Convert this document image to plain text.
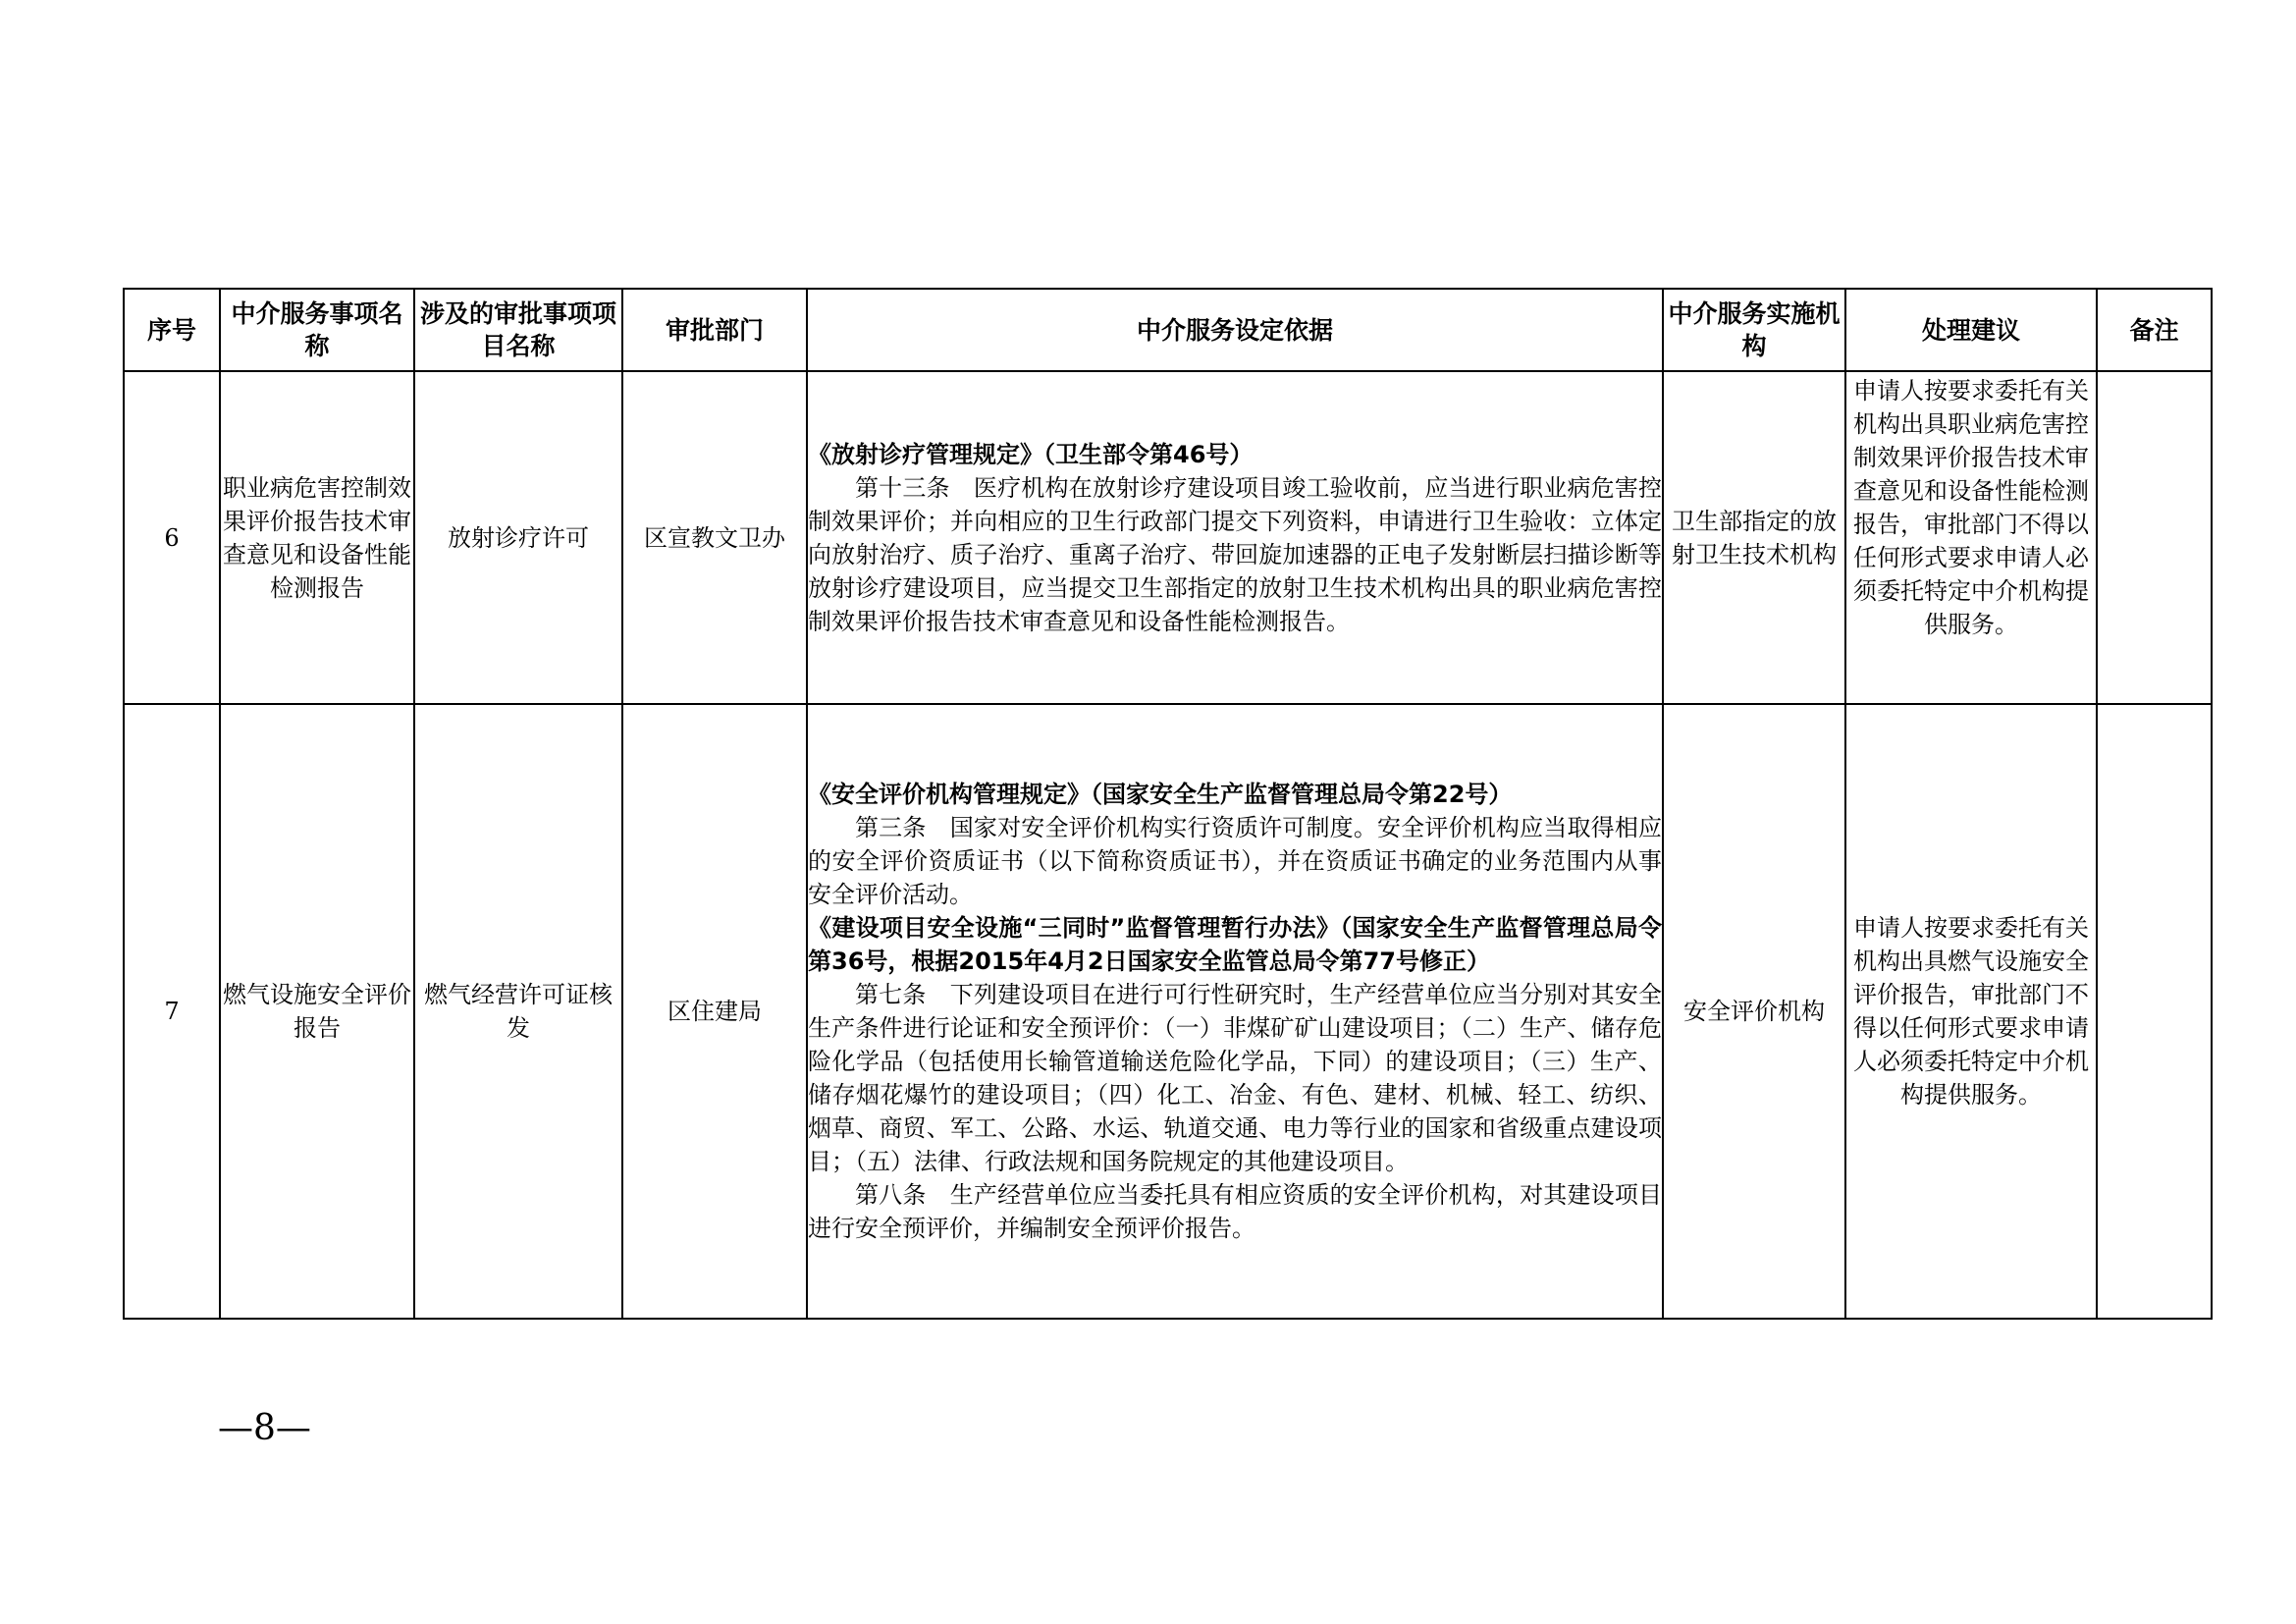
序号	中介服务事项名称	涉及的审批事项项目名称	审批部门	中介服务设定依据	中介服务实施机构	处理建议	备注
6	职业病危害控制效果评价报告技术审查意见和设备性能检测报告	放射诊疗许可	区宣教文卫办	《放射诊疗管理规定》（卫生部令第46号）

第十三条　医疗机构在放射诊疗建设项目竣工验收前，应当进行职业病危害控制效果评价；并向相应的卫生行政部门提交下列资料，申请进行卫生验收：立体定向放射治疗、质子治疗、重离子治疗、带回旋加速器的正电子发射断层扫描诊断等放射诊疗建设项目，应当提交卫生部指定的放射卫生技术机构出具的职业病危害控制效果评价报告技术审查意见和设备性能检测报告。	卫生部指定的放射卫生技术机构	申请人按要求委托有关机构出具职业病危害控制效果评价报告技术审查意见和设备性能检测报告，审批部门不得以任何形式要求申请人必须委托特定中介机构提供服务。	
7	燃气设施安全评价报告	燃气经营许可证核发	区住建局	《安全评价机构管理规定》（国家安全生产监督管理总局令第22号）

第三条　国家对安全评价机构实行资质许可制度。安全评价机构应当取得相应的安全评价资质证书（以下简称资质证书），并在资质证书确定的业务范围内从事安全评价活动。

《建设项目安全设施“三同时”监督管理暂行办法》（国家安全生产监督管理总局令第36号，根据2015年4月2日国家安全监管总局令第77号修正）

第七条　下列建设项目在进行可行性研究时，生产经营单位应当分别对其安全生产条件进行论证和安全预评价：（一）非煤矿矿山建设项目；（二）生产、储存危险化学品（包括使用长输管道输送危险化学品，下同）的建设项目；（三）生产、储存烟花爆竹的建设项目；（四）化工、冶金、有色、建材、机械、轻工、纺织、烟草、商贸、军工、公路、水运、轨道交通、电力等行业的国家和省级重点建设项目；（五）法律、行政法规和国务院规定的其他建设项目。

第八条　生产经营单位应当委托具有相应资质的安全评价机构，对其建设项目进行安全预评价，并编制安全预评价报告。	安全评价机构	申请人按要求委托有关机构出具燃气设施安全评价报告，审批部门不得以任何形式要求申请人必须委托特定中介机构提供服务。	
—8—
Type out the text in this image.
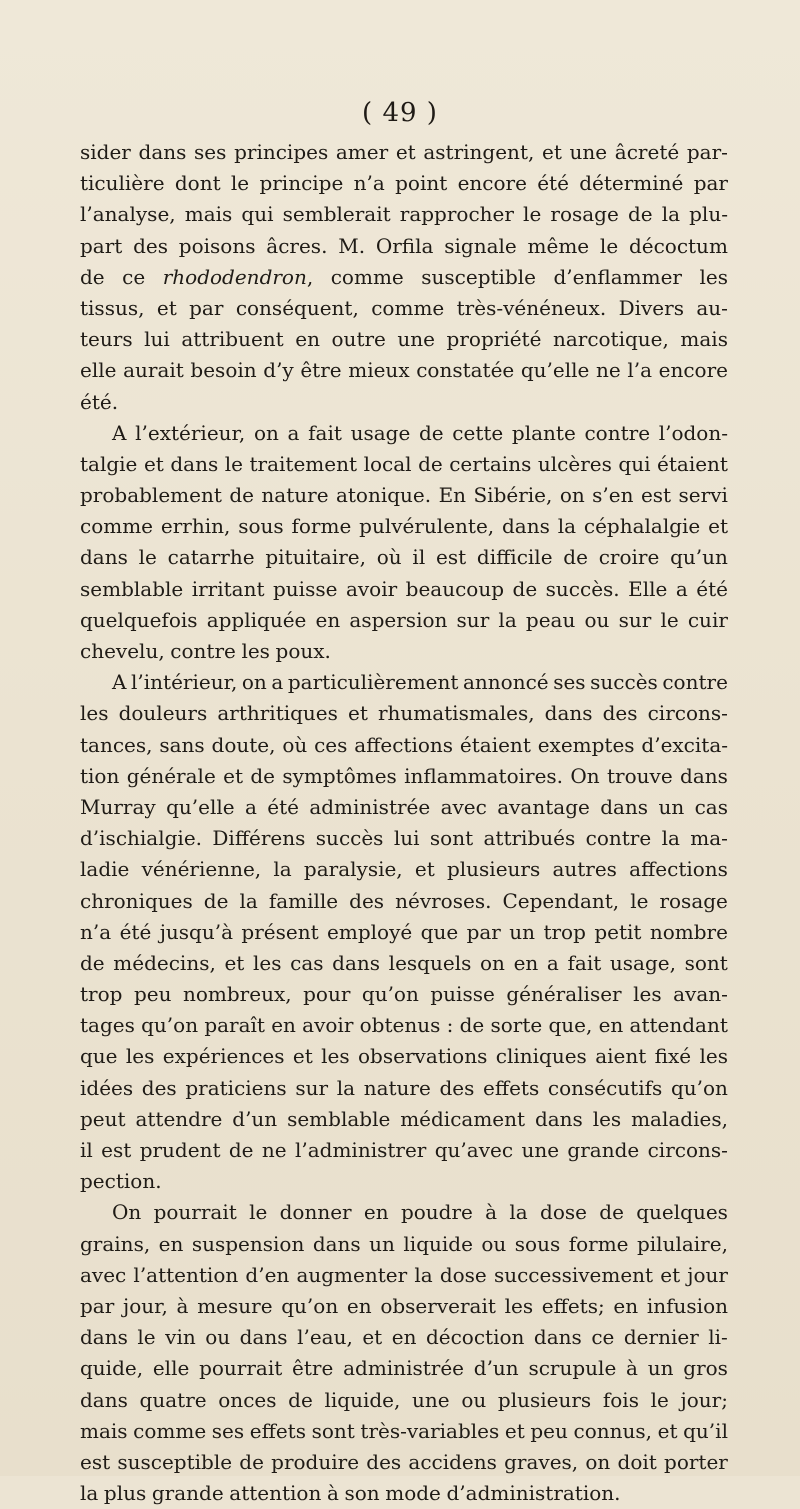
( 49 )
sider dans ses principes amer et astringent, et une âcreté par-
ticulière dont le principe n’a point encore été déterminé par
l’analyse, mais qui semblerait rapprocher le rosage de la plu-
part des poisons âcres. M. Orfila signale même le décoctum
de ce rhododendron, comme susceptible d’enflammer les
tissus, et par conséquent, comme très-vénéneux. Divers au-
teurs lui attribuent en outre une propriété narcotique, mais
elle aurait besoin d’y être mieux constatée qu’elle ne l’a encore
été.
A l’extérieur, on a fait usage de cette plante contre l’odon-
talgie et dans le traitement local de certains ulcères qui étaient
probablement de nature atonique. En Sibérie, on s’en est servi
comme errhin, sous forme pulvérulente, dans la céphalalgie et
dans le catarrhe pituitaire, où il est difficile de croire qu’un
semblable irritant puisse avoir beaucoup de succès. Elle a été
quelquefois appliquée en aspersion sur la peau ou sur le cuir
chevelu, contre les poux.
A l’intérieur, on a particulièrement annoncé ses succès contre
les douleurs arthritiques et rhumatismales, dans des circons-
tances, sans doute, où ces affections étaient exemptes d’excita-
tion générale et de symptômes inflammatoires. On trouve dans
Murray qu’elle a été administrée avec avantage dans un cas
d’ischialgie. Différens succès lui sont attribués contre la ma-
ladie vénérienne, la paralysie, et plusieurs autres affections
chroniques de la famille des névroses. Cependant, le rosage
n’a été jusqu’à présent employé que par un trop petit nombre
de médecins, et les cas dans lesquels on en a fait usage, sont
trop peu nombreux, pour qu’on puisse généraliser les avan-
tages qu’on paraît en avoir obtenus : de sorte que, en attendant
que les expériences et les observations cliniques aient fixé les
idées des praticiens sur la nature des effets consécutifs qu’on
peut attendre d’un semblable médicament dans les maladies,
il est prudent de ne l’administrer qu’avec une grande circons-
pection.
On pourrait le donner en poudre à la dose de quelques
grains, en suspension dans un liquide ou sous forme pilulaire,
avec l’attention d’en augmenter la dose successivement et jour
par jour, à mesure qu’on en observerait les effets; en infusion
dans le vin ou dans l’eau, et en décoction dans ce dernier li-
quide, elle pourrait être administrée d’un scrupule à un gros
dans quatre onces de liquide, une ou plusieurs fois le jour;
mais comme ses effets sont très-variables et peu connus, et qu’il
est susceptible de produire des accidens graves, on doit porter
la plus grande attention à son mode d’administration.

____________________

■ Written request ■
Return the material word for word. Pictures are not part of the copy.

■ Answer to the task ■
Convert this document image to plain text.
序号	中介服务事项名称	涉及的审批事项项目名称	审批部门	中介服务设定依据	中介服务实施机构	处理建议	备注
6	职业病危害控制效果评价报告技术审查意见和设备性能检测报告	放射诊疗许可	区宣教文卫办	《放射诊疗管理规定》（卫生部令第46号）

第十三条　医疗机构在放射诊疗建设项目竣工验收前，应当进行职业病危害控制效果评价；并向相应的卫生行政部门提交下列资料，申请进行卫生验收：立体定向放射治疗、质子治疗、重离子治疗、带回旋加速器的正电子发射断层扫描诊断等放射诊疗建设项目，应当提交卫生部指定的放射卫生技术机构出具的职业病危害控制效果评价报告技术审查意见和设备性能检测报告。	卫生部指定的放射卫生技术机构	申请人按要求委托有关机构出具职业病危害控制效果评价报告技术审查意见和设备性能检测报告，审批部门不得以任何形式要求申请人必须委托特定中介机构提供服务。	
7	燃气设施安全评价报告	燃气经营许可证核发	区住建局	《安全评价机构管理规定》（国家安全生产监督管理总局令第22号）

第三条　国家对安全评价机构实行资质许可制度。安全评价机构应当取得相应的安全评价资质证书（以下简称资质证书），并在资质证书确定的业务范围内从事安全评价活动。

《建设项目安全设施“三同时”监督管理暂行办法》（国家安全生产监督管理总局令第36号，根据2015年4月2日国家安全监管总局令第77号修正）

第七条　下列建设项目在进行可行性研究时，生产经营单位应当分别对其安全生产条件进行论证和安全预评价：（一）非煤矿矿山建设项目；（二）生产、储存危险化学品（包括使用长输管道输送危险化学品，下同）的建设项目；（三）生产、储存烟花爆竹的建设项目；（四）化工、冶金、有色、建材、机械、轻工、纺织、烟草、商贸、军工、公路、水运、轨道交通、电力等行业的国家和省级重点建设项目；（五）法律、行政法规和国务院规定的其他建设项目。

第八条　生产经营单位应当委托具有相应资质的安全评价机构，对其建设项目进行安全预评价，并编制安全预评价报告。	安全评价机构	申请人按要求委托有关机构出具燃气设施安全评价报告，审批部门不得以任何形式要求申请人必须委托特定中介机构提供服务。	
—8—
Type out the text in this image.
( 49 )
sider dans ses principes amer et astringent, et une âcreté par-
ticulière dont le principe n’a point encore été déterminé par
l’analyse, mais qui semblerait rapprocher le rosage de la plu-
part des poisons âcres. M. Orfila signale même le décoctum
de ce rhododendron, comme susceptible d’enflammer les
tissus, et par conséquent, comme très-vénéneux. Divers au-
teurs lui attribuent en outre une propriété narcotique, mais
elle aurait besoin d’y être mieux constatée qu’elle ne l’a encore
été.
A l’extérieur, on a fait usage de cette plante contre l’odon-
talgie et dans le traitement local de certains ulcères qui étaient
probablement de nature atonique. En Sibérie, on s’en est servi
comme errhin, sous forme pulvérulente, dans la céphalalgie et
dans le catarrhe pituitaire, où il est difficile de croire qu’un
semblable irritant puisse avoir beaucoup de succès. Elle a été
quelquefois appliquée en aspersion sur la peau ou sur le cuir
chevelu, contre les poux.
A l’intérieur, on a particulièrement annoncé ses succès contre
les douleurs arthritiques et rhumatismales, dans des circons-
tances, sans doute, où ces affections étaient exemptes d’excita-
tion générale et de symptômes inflammatoires. On trouve dans
Murray qu’elle a été administrée avec avantage dans un cas
d’ischialgie. Différens succès lui sont attribués contre la ma-
ladie vénérienne, la paralysie, et plusieurs autres affections
chroniques de la famille des névroses. Cependant, le rosage
n’a été jusqu’à présent employé que par un trop petit nombre
de médecins, et les cas dans lesquels on en a fait usage, sont
trop peu nombreux, pour qu’on puisse généraliser les avan-
tages qu’on paraît en avoir obtenus : de sorte que, en attendant
que les expériences et les observations cliniques aient fixé les
idées des praticiens sur la nature des effets consécutifs qu’on
peut attendre d’un semblable médicament dans les maladies,
il est prudent de ne l’administrer qu’avec une grande circons-
pection.
On pourrait le donner en poudre à la dose de quelques
grains, en suspension dans un liquide ou sous forme pilulaire,
avec l’attention d’en augmenter la dose successivement et jour
par jour, à mesure qu’on en observerait les effets; en infusion
dans le vin ou dans l’eau, et en décoction dans ce dernier li-
quide, elle pourrait être administrée d’un scrupule à un gros
dans quatre onces de liquide, une ou plusieurs fois le jour;
mais comme ses effets sont très-variables et peu connus, et qu’il
est susceptible de produire des accidens graves, on doit porter
la plus grande attention à son mode d’administration.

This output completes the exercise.